- Problem requirements
Select from the data all lines with the word "object".

******

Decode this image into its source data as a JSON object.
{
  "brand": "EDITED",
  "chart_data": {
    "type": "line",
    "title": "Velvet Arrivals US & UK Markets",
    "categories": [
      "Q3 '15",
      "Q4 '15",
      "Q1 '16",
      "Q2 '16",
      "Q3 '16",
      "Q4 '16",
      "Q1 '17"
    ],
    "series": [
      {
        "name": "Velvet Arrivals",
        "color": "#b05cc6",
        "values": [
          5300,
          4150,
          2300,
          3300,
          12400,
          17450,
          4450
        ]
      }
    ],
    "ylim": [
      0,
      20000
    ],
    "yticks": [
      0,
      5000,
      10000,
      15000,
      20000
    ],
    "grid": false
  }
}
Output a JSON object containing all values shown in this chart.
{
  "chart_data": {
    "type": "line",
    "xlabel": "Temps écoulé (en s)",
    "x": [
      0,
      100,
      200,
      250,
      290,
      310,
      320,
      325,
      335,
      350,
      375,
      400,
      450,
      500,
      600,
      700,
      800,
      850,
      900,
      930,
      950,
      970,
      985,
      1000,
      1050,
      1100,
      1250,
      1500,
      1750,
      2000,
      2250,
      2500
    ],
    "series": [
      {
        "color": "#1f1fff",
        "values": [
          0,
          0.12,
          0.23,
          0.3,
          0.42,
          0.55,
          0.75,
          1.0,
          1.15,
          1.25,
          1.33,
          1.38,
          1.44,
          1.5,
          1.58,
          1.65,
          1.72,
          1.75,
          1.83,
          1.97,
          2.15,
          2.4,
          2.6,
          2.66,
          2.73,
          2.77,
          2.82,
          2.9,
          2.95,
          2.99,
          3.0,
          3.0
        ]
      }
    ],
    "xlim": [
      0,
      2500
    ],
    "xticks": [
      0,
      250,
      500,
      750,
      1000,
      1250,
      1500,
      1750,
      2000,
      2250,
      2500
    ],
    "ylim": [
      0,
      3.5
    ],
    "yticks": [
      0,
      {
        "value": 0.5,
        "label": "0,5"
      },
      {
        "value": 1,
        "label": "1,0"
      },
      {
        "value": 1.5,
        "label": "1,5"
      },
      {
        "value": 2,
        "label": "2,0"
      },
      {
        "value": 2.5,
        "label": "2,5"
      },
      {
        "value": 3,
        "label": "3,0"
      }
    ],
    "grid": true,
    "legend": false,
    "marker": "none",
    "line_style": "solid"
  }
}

******

- The output
Decode this image into its source data as a JSON object.
Output a JSON object containing all values shown in this chart.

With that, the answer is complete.